Stored data entries
>>>
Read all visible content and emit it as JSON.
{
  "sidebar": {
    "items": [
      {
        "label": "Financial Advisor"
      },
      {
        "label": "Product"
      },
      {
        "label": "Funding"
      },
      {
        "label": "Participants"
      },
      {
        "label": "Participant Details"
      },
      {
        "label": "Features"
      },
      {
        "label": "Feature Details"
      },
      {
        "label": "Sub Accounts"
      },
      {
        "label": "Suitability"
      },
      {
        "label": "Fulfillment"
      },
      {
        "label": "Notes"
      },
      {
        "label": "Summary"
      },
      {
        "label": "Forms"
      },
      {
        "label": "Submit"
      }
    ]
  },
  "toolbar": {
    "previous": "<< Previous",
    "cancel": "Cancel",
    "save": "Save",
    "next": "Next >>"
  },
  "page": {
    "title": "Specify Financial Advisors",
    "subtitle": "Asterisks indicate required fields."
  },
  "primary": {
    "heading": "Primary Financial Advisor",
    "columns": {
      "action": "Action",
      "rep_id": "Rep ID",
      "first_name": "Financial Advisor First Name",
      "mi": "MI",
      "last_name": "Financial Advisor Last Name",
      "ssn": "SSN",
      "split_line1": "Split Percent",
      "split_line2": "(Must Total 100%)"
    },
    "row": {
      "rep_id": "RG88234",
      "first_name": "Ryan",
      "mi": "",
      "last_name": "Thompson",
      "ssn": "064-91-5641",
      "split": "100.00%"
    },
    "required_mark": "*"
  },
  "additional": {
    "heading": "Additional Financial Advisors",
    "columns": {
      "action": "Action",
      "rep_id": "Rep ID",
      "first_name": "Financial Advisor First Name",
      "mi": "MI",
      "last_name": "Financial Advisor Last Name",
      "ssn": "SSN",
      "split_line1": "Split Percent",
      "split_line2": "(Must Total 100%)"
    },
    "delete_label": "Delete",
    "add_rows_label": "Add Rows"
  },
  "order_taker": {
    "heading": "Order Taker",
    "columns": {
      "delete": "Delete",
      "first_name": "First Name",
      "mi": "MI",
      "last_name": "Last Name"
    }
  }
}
<<<
CHALLENGE
Reproduce each line verbatim.

EXERCISE OUTPUT
Read all visible content and emit it as JSON.
{
  "sidebar": {
    "items": [
      {
        "label": "Financial Advisor"
      },
      {
        "label": "Product"
      },
      {
        "label": "Funding"
      },
      {
        "label": "Participants"
      },
      {
        "label": "Participant Details"
      },
      {
        "label": "Features"
      },
      {
        "label": "Feature Details"
      },
      {
        "label": "Sub Accounts"
      },
      {
        "label": "Suitability"
      },
      {
        "label": "Fulfillment"
      },
      {
        "label": "Notes"
      },
      {
        "label": "Summary"
      },
      {
        "label": "Forms"
      },
      {
        "label": "Submit"
      }
    ]
  },
  "toolbar": {
    "previous": "<< Previous",
    "cancel": "Cancel",
    "save": "Save",
    "next": "Next >>"
  },
  "page": {
    "title": "Specify Financial Advisors",
    "subtitle": "Asterisks indicate required fields."
  },
  "primary": {
    "heading": "Primary Financial Advisor",
    "columns": {
      "action": "Action",
      "rep_id": "Rep ID",
      "first_name": "Financial Advisor First Name",
      "mi": "MI",
      "last_name": "Financial Advisor Last Name",
      "ssn": "SSN",
      "split_line1": "Split Percent",
      "split_line2": "(Must Total 100%)"
    },
    "row": {
      "rep_id": "RG88234",
      "first_name": "Ryan",
      "mi": "",
      "last_name": "Thompson",
      "ssn": "064-91-5641",
      "split": "100.00%"
    },
    "required_mark": "*"
  },
  "additional": {
    "heading": "Additional Financial Advisors",
    "columns": {
      "action": "Action",
      "rep_id": "Rep ID",
      "first_name": "Financial Advisor First Name",
      "mi": "MI",
      "last_name": "Financial Advisor Last Name",
      "ssn": "SSN",
      "split_line1": "Split Percent",
      "split_line2": "(Must Total 100%)"
    },
    "delete_label": "Delete",
    "add_rows_label": "Add Rows"
  },
  "order_taker": {
    "heading": "Order Taker",
    "columns": {
      "delete": "Delete",
      "first_name": "First Name",
      "mi": "MI",
      "last_name": "Last Name"
    }
  }
}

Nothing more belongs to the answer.